▸ What you have to do: Select from the data all lines with the word "Mreže".

--- BEGIN Input data ---

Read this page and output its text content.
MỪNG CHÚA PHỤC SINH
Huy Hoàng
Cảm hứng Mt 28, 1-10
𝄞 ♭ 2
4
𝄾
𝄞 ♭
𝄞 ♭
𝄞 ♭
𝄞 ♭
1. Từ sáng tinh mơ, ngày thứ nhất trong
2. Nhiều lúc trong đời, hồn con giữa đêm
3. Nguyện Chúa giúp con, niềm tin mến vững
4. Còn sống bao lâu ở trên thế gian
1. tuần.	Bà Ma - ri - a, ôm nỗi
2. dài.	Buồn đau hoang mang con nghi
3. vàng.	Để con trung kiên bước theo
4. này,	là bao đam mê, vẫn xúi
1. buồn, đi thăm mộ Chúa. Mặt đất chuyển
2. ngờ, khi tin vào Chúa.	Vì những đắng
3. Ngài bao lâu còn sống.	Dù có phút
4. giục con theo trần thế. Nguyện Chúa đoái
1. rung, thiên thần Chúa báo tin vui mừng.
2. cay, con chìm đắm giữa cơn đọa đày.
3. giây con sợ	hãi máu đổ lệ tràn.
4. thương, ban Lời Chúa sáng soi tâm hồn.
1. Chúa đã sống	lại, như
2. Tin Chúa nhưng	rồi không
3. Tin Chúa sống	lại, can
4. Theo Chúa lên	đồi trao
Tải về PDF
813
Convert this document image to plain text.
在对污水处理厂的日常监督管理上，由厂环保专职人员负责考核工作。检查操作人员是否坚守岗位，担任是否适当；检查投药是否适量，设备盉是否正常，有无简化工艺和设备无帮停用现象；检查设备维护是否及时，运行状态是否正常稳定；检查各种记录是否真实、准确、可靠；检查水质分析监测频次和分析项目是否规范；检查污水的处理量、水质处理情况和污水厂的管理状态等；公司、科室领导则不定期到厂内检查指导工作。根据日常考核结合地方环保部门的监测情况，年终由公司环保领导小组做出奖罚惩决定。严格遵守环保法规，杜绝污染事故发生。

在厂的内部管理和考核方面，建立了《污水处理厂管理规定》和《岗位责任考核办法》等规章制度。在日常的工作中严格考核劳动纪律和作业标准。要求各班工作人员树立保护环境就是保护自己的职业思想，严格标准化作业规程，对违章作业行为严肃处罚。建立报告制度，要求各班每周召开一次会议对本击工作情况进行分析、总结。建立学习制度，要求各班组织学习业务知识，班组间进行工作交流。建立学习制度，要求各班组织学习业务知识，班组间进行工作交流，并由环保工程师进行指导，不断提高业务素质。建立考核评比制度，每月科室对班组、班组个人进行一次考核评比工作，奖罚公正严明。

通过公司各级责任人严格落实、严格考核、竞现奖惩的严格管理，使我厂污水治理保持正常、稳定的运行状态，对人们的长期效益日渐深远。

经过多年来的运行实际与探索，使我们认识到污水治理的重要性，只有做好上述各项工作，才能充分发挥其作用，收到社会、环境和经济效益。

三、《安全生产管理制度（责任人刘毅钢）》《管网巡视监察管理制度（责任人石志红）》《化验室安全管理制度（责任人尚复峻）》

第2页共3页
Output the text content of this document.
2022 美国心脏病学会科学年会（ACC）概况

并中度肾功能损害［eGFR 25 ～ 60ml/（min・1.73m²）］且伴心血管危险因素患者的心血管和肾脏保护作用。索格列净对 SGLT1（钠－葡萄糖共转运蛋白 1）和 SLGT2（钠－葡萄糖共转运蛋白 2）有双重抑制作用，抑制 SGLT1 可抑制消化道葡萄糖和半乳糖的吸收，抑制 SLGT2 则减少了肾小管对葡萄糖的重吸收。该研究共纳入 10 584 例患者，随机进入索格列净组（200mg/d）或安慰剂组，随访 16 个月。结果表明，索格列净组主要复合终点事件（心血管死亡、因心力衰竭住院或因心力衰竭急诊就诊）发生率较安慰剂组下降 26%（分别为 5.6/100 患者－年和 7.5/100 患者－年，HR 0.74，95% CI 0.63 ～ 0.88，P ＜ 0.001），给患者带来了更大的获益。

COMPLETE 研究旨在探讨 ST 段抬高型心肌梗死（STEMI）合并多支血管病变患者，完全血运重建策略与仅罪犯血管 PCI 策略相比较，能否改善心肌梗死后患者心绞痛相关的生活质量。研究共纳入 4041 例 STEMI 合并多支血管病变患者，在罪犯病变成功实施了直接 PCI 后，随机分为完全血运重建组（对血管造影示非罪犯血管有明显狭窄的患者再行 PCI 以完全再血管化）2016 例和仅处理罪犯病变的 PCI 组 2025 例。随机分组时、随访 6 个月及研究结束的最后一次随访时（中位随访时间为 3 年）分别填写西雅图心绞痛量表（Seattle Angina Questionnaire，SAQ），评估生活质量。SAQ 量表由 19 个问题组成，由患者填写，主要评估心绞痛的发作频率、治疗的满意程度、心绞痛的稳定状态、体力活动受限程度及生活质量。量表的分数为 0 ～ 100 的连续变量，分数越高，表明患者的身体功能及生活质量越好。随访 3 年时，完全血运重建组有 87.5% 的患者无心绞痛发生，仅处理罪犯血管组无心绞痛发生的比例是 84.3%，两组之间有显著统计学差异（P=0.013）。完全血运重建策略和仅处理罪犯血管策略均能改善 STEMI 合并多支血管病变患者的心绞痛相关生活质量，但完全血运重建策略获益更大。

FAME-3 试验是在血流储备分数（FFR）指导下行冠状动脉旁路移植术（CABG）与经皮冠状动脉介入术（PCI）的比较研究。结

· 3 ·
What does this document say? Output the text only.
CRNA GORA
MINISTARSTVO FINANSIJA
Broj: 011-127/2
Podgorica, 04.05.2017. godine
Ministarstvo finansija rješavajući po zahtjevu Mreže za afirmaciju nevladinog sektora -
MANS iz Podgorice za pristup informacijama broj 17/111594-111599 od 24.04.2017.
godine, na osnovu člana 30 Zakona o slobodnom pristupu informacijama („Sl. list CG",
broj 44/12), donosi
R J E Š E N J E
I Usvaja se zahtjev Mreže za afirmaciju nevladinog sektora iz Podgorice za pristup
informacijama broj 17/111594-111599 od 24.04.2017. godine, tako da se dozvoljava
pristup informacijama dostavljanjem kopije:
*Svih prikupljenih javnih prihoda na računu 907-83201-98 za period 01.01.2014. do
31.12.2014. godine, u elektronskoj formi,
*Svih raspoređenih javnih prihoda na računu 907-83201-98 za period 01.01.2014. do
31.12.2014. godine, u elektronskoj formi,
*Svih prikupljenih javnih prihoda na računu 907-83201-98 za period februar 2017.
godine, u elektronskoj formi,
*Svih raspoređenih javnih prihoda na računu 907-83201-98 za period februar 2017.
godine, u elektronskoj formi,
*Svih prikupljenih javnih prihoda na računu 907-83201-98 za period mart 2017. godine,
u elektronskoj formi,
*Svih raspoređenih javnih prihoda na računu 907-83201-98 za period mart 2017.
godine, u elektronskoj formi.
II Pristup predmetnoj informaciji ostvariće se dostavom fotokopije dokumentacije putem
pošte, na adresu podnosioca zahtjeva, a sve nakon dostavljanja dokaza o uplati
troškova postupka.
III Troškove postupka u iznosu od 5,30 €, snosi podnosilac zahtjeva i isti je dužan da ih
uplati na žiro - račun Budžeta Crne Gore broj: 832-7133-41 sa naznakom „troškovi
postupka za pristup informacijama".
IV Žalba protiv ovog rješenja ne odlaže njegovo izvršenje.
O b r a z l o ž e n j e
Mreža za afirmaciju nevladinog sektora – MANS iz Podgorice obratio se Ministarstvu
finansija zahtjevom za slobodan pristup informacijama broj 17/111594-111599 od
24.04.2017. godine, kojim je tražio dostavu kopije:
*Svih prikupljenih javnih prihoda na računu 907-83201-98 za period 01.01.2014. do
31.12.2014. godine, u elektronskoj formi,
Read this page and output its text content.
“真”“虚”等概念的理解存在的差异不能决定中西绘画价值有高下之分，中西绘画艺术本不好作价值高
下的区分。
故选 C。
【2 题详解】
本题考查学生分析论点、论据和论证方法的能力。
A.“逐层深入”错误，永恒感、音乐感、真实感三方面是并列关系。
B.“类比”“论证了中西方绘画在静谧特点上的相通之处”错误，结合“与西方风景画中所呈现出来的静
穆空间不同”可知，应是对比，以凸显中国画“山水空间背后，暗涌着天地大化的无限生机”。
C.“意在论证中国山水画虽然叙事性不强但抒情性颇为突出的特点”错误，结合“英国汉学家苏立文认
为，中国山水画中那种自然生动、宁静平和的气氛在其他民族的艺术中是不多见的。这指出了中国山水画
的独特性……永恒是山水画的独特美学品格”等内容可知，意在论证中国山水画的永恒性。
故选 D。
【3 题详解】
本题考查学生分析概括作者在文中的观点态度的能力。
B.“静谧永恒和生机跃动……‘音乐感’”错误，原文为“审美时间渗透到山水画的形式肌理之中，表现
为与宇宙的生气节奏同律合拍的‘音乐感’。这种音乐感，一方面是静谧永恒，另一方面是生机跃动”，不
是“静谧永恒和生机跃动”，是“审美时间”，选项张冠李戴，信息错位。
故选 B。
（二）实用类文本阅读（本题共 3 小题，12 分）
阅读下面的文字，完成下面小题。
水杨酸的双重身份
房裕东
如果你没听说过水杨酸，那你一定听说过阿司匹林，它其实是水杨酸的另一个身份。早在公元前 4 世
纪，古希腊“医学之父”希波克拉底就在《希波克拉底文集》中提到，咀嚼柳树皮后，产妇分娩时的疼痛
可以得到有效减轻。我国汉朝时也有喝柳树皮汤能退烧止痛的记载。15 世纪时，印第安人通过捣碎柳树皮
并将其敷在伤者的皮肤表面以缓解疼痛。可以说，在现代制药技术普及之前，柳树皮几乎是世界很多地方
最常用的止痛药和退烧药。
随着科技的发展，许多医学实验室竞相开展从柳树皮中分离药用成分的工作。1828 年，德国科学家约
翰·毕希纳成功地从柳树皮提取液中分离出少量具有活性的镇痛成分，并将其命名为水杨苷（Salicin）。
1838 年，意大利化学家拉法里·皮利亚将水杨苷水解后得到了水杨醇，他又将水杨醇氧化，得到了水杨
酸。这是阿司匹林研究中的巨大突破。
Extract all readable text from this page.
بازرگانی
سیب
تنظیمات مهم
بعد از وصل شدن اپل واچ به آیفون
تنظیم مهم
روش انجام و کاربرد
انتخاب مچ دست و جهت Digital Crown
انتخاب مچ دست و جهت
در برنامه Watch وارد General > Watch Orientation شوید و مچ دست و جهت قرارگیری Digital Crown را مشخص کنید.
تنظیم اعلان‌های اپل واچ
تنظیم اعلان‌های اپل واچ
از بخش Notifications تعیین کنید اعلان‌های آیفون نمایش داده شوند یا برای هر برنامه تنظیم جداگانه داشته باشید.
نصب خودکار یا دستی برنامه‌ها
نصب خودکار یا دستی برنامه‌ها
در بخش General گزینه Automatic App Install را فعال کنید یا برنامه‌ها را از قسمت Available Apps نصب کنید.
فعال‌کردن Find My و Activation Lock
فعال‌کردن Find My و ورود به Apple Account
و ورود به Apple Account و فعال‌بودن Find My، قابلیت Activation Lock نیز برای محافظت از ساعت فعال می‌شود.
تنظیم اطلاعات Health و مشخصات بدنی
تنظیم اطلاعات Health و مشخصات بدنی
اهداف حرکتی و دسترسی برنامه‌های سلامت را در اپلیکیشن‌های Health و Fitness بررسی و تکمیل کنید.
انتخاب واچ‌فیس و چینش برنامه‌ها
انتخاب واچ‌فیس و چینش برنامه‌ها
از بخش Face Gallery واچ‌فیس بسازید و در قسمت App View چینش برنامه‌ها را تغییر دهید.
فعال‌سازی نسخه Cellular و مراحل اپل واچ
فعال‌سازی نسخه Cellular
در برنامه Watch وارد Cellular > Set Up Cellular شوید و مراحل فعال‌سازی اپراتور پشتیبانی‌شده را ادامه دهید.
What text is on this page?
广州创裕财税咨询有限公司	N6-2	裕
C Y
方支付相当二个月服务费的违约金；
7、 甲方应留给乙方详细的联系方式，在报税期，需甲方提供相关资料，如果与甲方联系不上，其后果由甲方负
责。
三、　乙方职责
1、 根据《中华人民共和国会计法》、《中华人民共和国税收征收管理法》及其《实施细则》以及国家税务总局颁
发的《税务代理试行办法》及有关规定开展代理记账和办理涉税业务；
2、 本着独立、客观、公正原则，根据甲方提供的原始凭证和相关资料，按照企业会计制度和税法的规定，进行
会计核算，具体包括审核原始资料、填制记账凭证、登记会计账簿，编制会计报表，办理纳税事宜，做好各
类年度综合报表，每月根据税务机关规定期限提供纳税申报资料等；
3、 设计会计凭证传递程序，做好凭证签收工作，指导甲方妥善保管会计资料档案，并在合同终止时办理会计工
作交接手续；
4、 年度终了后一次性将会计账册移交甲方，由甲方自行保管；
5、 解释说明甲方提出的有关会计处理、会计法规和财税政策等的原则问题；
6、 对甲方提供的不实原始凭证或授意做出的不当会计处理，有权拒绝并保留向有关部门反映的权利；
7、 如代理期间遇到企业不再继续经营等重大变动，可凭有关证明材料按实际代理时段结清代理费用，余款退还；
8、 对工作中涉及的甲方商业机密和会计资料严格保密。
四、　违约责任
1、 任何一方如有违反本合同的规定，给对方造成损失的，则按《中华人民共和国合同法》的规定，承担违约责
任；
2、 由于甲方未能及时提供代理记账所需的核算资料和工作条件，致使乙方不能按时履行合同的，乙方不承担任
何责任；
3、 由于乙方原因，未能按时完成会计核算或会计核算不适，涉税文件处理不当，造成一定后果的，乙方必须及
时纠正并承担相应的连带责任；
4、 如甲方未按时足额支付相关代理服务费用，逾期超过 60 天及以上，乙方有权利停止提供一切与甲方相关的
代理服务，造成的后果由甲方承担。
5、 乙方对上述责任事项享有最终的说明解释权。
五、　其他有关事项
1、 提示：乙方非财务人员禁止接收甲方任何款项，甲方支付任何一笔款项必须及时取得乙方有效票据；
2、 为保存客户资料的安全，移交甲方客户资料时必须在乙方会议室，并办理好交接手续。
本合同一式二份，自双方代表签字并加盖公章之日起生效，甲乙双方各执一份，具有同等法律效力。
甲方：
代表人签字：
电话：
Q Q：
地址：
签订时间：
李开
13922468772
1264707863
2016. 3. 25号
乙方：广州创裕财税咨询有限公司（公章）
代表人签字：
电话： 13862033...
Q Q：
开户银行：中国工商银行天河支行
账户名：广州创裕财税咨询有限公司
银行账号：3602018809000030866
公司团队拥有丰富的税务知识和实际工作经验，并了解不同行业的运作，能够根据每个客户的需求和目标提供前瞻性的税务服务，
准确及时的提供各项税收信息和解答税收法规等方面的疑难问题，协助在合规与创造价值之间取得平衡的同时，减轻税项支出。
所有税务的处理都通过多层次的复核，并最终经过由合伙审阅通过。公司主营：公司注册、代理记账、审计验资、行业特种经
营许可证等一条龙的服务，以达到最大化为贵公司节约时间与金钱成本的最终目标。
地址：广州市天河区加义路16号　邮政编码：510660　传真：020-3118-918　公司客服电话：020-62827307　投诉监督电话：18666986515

--- END Input data ---

▸ Task answer:
Ministarstvo finansija rješavajući po zahtjevu Mreže za afirmaciju nevladinog sektora -
I Usvaja se zahtjev Mreže za afirmaciju nevladinog sektora iz Podgorice za pristup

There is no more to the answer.